TASK INSTRUCTIONS
Only lines holding the string "急诊医学" are wanted; copy each one from the material.

[Dataset entries]
▬▬▬▬▬▬▬▬▬▬
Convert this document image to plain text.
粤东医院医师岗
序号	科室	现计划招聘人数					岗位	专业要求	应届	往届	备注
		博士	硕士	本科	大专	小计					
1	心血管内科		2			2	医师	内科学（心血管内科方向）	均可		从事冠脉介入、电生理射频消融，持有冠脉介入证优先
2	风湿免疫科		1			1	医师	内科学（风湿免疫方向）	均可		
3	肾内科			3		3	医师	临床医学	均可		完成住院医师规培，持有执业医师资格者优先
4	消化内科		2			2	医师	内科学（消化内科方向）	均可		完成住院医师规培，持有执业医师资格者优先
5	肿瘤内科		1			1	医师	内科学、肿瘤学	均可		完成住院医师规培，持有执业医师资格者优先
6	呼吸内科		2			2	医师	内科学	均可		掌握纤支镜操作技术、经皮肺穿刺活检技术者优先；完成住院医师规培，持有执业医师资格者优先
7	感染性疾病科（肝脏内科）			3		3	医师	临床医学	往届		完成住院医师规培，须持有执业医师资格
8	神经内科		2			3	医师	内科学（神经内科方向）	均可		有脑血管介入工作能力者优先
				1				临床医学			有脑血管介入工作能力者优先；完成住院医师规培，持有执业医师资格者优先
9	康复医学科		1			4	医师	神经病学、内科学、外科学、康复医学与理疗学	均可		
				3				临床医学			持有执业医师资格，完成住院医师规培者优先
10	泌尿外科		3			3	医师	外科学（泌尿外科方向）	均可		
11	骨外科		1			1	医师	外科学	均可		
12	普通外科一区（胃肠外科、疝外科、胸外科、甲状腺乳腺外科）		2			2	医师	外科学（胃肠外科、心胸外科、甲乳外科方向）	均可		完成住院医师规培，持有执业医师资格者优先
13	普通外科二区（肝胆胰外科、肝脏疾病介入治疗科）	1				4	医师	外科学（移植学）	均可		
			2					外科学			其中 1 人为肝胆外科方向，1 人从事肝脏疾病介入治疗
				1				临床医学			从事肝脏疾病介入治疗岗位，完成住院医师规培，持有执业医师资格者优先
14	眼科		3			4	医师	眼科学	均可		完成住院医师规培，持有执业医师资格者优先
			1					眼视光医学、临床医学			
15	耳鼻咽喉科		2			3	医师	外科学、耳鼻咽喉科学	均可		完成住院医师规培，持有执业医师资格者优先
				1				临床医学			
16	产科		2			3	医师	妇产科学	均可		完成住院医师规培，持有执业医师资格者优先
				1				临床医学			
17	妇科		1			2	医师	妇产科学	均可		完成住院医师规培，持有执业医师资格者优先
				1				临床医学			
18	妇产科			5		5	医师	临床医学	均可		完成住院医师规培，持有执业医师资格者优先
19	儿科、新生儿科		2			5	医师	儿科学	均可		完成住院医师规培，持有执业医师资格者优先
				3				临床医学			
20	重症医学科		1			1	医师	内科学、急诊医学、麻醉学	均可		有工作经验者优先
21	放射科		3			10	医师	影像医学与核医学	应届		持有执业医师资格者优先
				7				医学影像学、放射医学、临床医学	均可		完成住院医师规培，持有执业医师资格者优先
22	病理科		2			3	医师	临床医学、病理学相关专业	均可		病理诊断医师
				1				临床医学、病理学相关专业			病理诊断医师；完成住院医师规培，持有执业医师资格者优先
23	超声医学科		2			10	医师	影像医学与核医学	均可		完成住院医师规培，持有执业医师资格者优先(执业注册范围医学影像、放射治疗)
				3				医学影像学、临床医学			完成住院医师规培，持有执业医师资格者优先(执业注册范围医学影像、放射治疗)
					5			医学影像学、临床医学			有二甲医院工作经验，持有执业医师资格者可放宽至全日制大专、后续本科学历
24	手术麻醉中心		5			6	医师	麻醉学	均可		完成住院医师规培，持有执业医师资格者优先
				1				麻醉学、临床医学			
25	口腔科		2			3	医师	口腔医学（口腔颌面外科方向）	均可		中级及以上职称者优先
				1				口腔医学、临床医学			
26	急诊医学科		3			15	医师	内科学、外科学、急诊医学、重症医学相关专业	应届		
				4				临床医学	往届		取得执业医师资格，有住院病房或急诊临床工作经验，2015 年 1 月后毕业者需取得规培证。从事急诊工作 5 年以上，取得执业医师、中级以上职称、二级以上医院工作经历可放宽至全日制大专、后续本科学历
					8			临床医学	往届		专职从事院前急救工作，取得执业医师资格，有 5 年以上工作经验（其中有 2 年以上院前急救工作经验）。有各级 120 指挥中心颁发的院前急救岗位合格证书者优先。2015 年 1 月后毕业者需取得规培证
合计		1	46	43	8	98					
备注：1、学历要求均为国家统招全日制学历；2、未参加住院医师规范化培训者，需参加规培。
▬▬▬▬▬▬▬▬▬▬
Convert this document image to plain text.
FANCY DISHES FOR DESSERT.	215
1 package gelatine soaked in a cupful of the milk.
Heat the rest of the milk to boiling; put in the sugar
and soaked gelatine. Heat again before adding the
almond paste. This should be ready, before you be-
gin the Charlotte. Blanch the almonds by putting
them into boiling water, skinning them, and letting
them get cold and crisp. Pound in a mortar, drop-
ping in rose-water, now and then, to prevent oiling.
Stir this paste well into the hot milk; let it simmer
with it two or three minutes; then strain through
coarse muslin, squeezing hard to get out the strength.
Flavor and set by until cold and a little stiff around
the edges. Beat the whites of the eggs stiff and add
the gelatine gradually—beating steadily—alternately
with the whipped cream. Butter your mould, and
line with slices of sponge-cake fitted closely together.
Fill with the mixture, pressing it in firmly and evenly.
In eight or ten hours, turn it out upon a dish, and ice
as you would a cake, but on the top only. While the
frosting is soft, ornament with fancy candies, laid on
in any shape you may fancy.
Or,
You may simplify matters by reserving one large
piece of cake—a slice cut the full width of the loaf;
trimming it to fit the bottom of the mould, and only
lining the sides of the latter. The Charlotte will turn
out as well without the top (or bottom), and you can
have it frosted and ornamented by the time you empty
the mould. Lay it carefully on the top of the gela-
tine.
▬▬▬▬▬▬▬▬▬▬
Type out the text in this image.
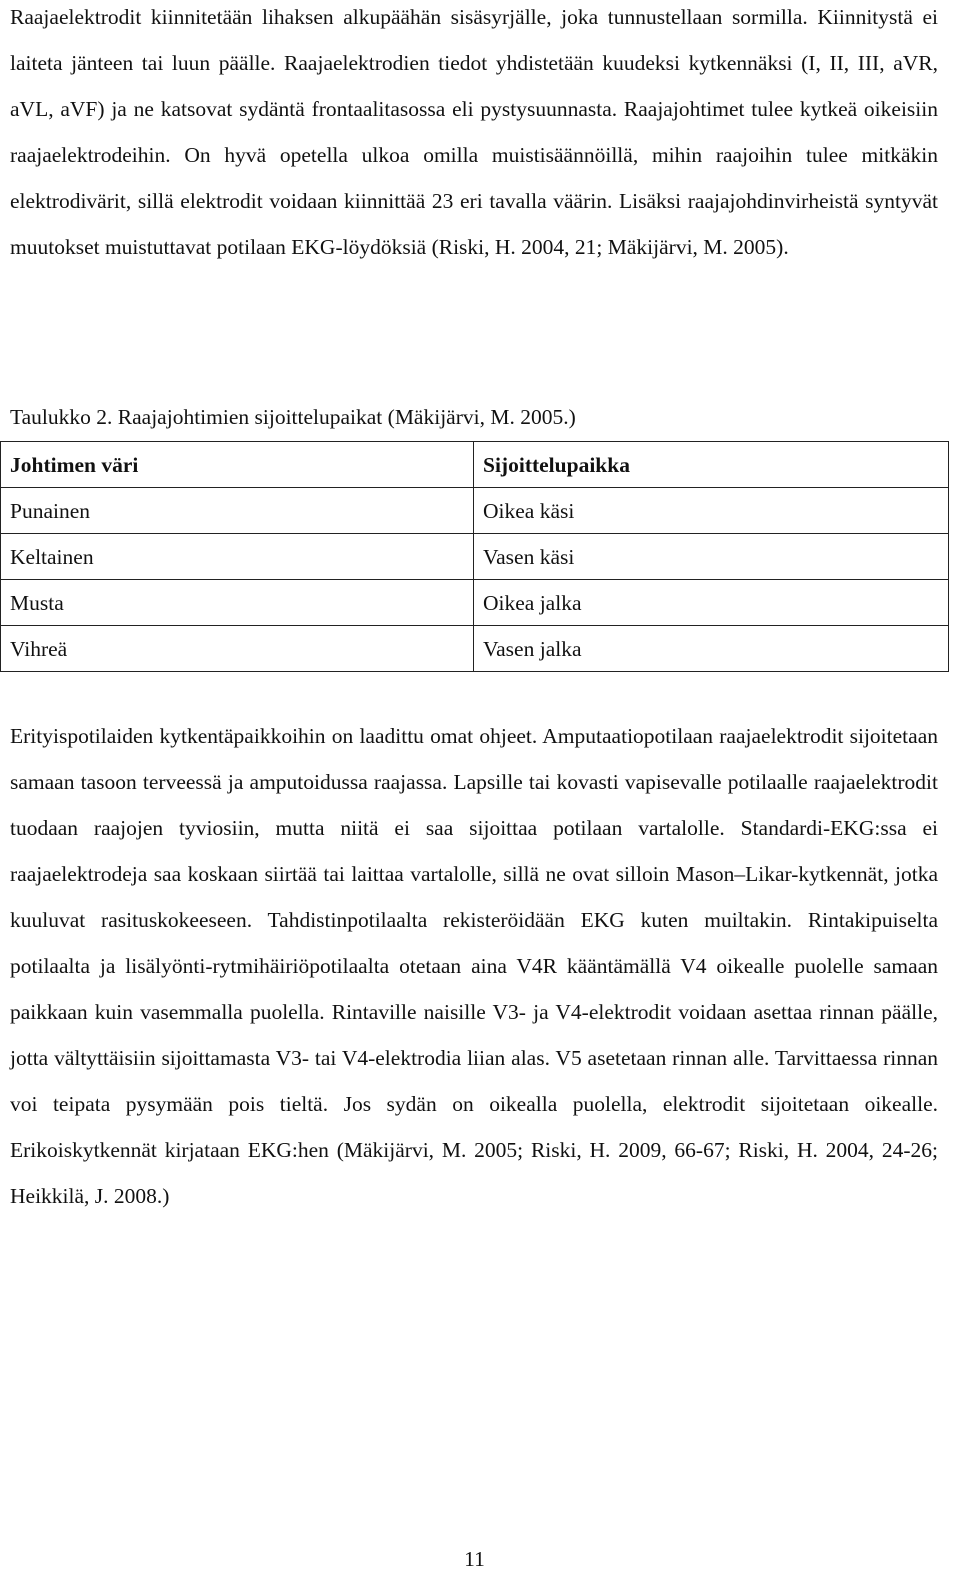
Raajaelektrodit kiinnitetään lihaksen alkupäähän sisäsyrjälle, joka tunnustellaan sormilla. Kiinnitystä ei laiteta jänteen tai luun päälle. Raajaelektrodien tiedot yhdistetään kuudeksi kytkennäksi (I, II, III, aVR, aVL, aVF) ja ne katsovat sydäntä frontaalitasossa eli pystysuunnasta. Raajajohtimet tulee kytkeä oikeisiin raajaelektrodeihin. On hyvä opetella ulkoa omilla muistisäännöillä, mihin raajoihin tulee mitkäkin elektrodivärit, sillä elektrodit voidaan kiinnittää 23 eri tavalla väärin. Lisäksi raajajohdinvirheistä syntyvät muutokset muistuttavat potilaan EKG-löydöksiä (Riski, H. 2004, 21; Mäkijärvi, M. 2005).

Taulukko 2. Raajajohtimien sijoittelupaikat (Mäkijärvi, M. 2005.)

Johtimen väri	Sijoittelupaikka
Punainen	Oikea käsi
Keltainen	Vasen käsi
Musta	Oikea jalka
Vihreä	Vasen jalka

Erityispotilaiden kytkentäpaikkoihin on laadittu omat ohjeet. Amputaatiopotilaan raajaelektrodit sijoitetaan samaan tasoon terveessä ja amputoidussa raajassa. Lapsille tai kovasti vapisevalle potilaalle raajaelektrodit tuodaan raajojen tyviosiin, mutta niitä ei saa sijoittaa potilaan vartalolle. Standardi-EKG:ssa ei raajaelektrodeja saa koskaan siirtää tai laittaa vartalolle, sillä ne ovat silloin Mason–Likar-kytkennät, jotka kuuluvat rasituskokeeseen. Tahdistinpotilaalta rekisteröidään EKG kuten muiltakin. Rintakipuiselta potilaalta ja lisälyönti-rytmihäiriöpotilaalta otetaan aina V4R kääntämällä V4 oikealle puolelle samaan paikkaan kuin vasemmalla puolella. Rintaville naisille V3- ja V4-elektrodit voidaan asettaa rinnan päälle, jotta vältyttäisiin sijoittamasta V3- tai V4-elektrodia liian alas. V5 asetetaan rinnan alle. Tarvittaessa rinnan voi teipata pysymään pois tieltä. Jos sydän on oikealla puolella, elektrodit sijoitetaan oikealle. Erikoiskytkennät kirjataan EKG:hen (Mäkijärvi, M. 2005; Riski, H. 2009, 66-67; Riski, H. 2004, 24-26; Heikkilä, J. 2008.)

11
▬▬▬▬▬▬▬▬▬▬
EXERCISE ANSWER
20	重症医学科		1			1	医师	内科学、急诊医学、麻醉学	均可		有工作经验者优先
26	急诊医学科		3			15	医师	内科学、外科学、急诊医学、重症医学相关专业	应届		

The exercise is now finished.